__DA FARE__. Conta quante righe dei record seguenti contengono la stringa "main". Scrivi solo il numero.

__ESTRATTI DI DATI__.
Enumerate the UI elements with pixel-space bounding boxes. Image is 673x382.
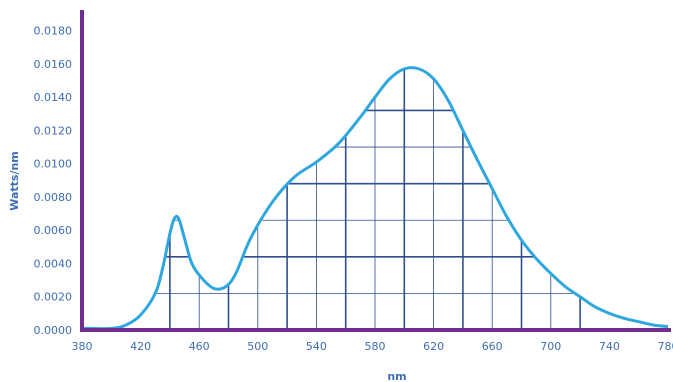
x-tick-label: 460	[189, 340, 210, 353]
y-tick-label: 0.0060	[34, 224, 73, 237]
y-tick-label: 0.0180	[34, 25, 73, 38]
x-axis-title: nm	[387, 370, 406, 382]
y-tick-label: 0.0160	[34, 58, 73, 71]
x-tick-label: 740	[599, 340, 620, 353]
y-tick-label: 0.0020	[34, 291, 73, 304]
x-tick-label: 580	[365, 340, 386, 353]
x-tick-label: 660	[482, 340, 503, 353]
x-tick-label: 540	[306, 340, 327, 353]
x-tick-label: 780	[658, 340, 673, 353]
y-tick-label: 0.0140	[34, 91, 73, 104]
y-tick-label: 0.0040	[34, 257, 73, 270]
y-axis-title: Watts/nm	[8, 151, 21, 211]
x-tick-label: 420	[130, 340, 151, 353]
grid-overlay	[155, 68, 581, 330]
x-tick-labels: 380 420 460 500 540 580 620 660 700 740 780	[72, 340, 673, 353]
y-tick-label: 0.0080	[34, 191, 73, 204]
y-tick-label: 0.0100	[34, 158, 73, 171]
x-tick-label: 620	[423, 340, 444, 353]
y-tick-label: 0.0120	[34, 124, 73, 137]
x-tick-label: 380	[72, 340, 93, 353]
y-tick-label: 0.0000	[34, 324, 73, 337]
x-tick-label: 500	[247, 340, 268, 353]
y-tick-labels: 0.0000 0.0020 0.0040 0.0060 0.0080 0.0100 0.01…	[34, 25, 73, 337]
spectral-curve	[81, 66, 669, 331]
x-tick-label: 700	[540, 340, 561, 353]
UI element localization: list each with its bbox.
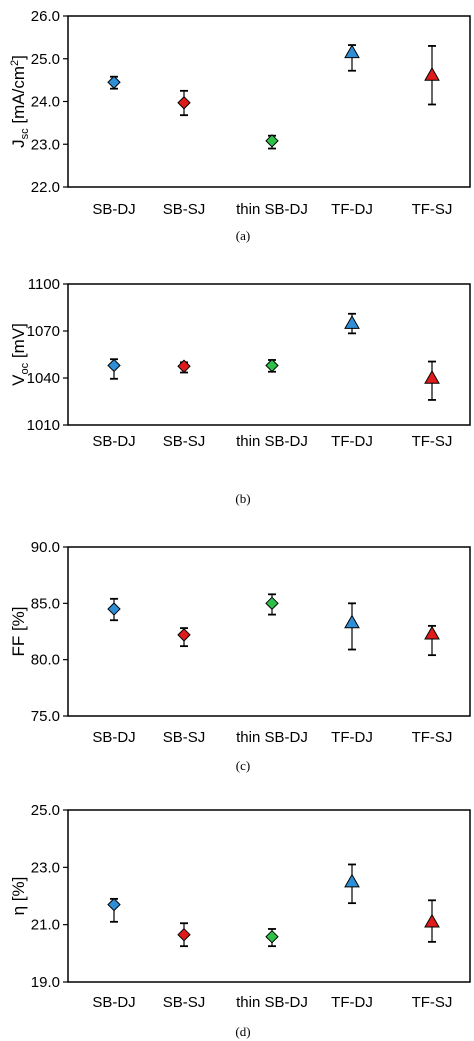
x-category-label: TF-DJ	[331, 994, 373, 1011]
y-title-main: η [%]	[9, 877, 28, 916]
y-tick-label: 1010	[27, 417, 60, 434]
x-category-label: SB-DJ	[92, 729, 135, 746]
plot-frame	[67, 15, 471, 188]
y-tick-label: 80.0	[31, 652, 60, 669]
panel-caption: (b)	[235, 491, 250, 506]
plot-frame	[67, 546, 471, 717]
x-category-label: SB-SJ	[163, 201, 206, 218]
y-axis-title: Voc [mV]	[9, 323, 31, 386]
y-title-sub: oc	[19, 362, 31, 374]
data-point-diamond	[265, 929, 279, 944]
data-point-diamond	[177, 96, 191, 110]
y-tick-label: 85.0	[31, 595, 60, 612]
data-point-diamond	[265, 134, 279, 148]
panel-a: 22.0 23.0 24.0 25.0 26.0 Jsc [mA/cm2] SB-DJ SB-…	[9, 8, 471, 243]
data-point-diamond	[177, 927, 191, 942]
data-point-diamond	[107, 75, 121, 89]
x-category-label: SB-SJ	[163, 994, 206, 1011]
x-category-label: TF-SJ	[412, 433, 453, 450]
x-category-label: TF-SJ	[412, 201, 453, 218]
x-category-label: SB-SJ	[163, 433, 206, 450]
y-title-unit: [mV]	[9, 323, 28, 363]
data-point-diamond	[107, 358, 121, 373]
y-axis-title: FF [%]	[9, 606, 28, 656]
panel-d: 19.0 21.0 23.0 25.0 η [%] SB-DJ SB-SJ thin SB-D…	[9, 802, 471, 1039]
data-point-diamond	[177, 628, 191, 642]
x-category-label: thin SB-DJ	[236, 201, 308, 218]
x-category-label: TF-SJ	[412, 994, 453, 1011]
data-point-triangle	[424, 66, 440, 81]
y-title-sup: 2	[9, 60, 21, 66]
x-category-label: thin SB-DJ	[236, 433, 308, 450]
panel-caption: (a)	[236, 228, 250, 243]
y-tick-label: 1100	[28, 276, 60, 293]
data-point-triangle	[424, 625, 440, 640]
data-point-triangle	[424, 369, 440, 384]
y-tick-label: 1040	[27, 370, 60, 387]
data-point-diamond	[107, 602, 121, 616]
x-category-label: thin SB-DJ	[236, 729, 308, 746]
data-point-triangle	[344, 44, 360, 59]
y-tick-label: 24.0	[31, 94, 60, 111]
y-title-main: V	[9, 374, 28, 386]
y-tick-label: 22.0	[31, 179, 60, 196]
y-tick-label: 25.0	[31, 802, 60, 819]
x-category-label: TF-DJ	[331, 201, 373, 218]
data-point-diamond	[177, 359, 191, 373]
data-point-triangle	[424, 913, 440, 928]
x-category-label: SB-DJ	[92, 433, 135, 450]
plot-frame	[67, 809, 471, 983]
plot-frame	[67, 283, 471, 426]
y-title-main: J	[9, 139, 28, 148]
y-tick-label: 90.0	[31, 539, 60, 556]
panel-caption: (d)	[235, 1024, 250, 1039]
y-tick-label: 23.0	[31, 136, 60, 153]
data-point-triangle	[344, 614, 360, 629]
y-title-main: FF [%]	[9, 606, 28, 656]
data-point-triangle	[344, 315, 360, 329]
x-category-label: SB-SJ	[163, 729, 206, 746]
x-category-label: SB-DJ	[92, 201, 135, 218]
x-category-label: TF-DJ	[331, 433, 373, 450]
panel-caption: (c)	[236, 758, 250, 773]
y-tick-label: 26.0	[31, 8, 60, 25]
y-title-unit: [mA/cm	[9, 66, 28, 128]
y-tick-label: 19.0	[31, 974, 60, 991]
data-point-diamond	[265, 596, 279, 611]
y-tick-label: 21.0	[31, 917, 60, 934]
y-axis-title: Jsc [mA/cm2]	[9, 55, 31, 148]
data-point-diamond	[265, 358, 279, 373]
y-tick-label: 75.0	[31, 708, 60, 725]
data-point-triangle	[344, 873, 360, 888]
x-category-label: SB-DJ	[92, 994, 135, 1011]
data-point-diamond	[107, 897, 121, 912]
panel-c: 75.0 80.0 85.0 90.0 FF [%] SB-DJ SB-SJ thin SB-…	[9, 539, 471, 773]
panel-b: 1010 1040 1070 1100 Voc [mV] SB-DJ SB-SJ thin S…	[9, 276, 471, 506]
y-title-end: ]	[9, 55, 28, 60]
y-tick-label: 1070	[27, 323, 60, 340]
y-tick-label: 23.0	[31, 859, 60, 876]
y-axis-title: η [%]	[9, 877, 28, 916]
x-category-label: TF-DJ	[331, 729, 373, 746]
y-title-sub: sc	[19, 128, 31, 140]
y-tick-label: 25.0	[31, 51, 60, 68]
x-category-label: TF-SJ	[412, 729, 453, 746]
x-category-label: thin SB-DJ	[236, 994, 308, 1011]
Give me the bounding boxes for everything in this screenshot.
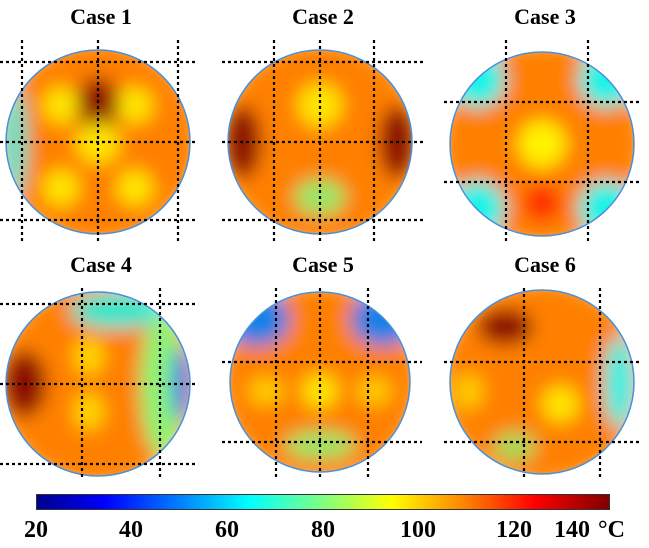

__RISPOSTA AL PROBLEMA__. 4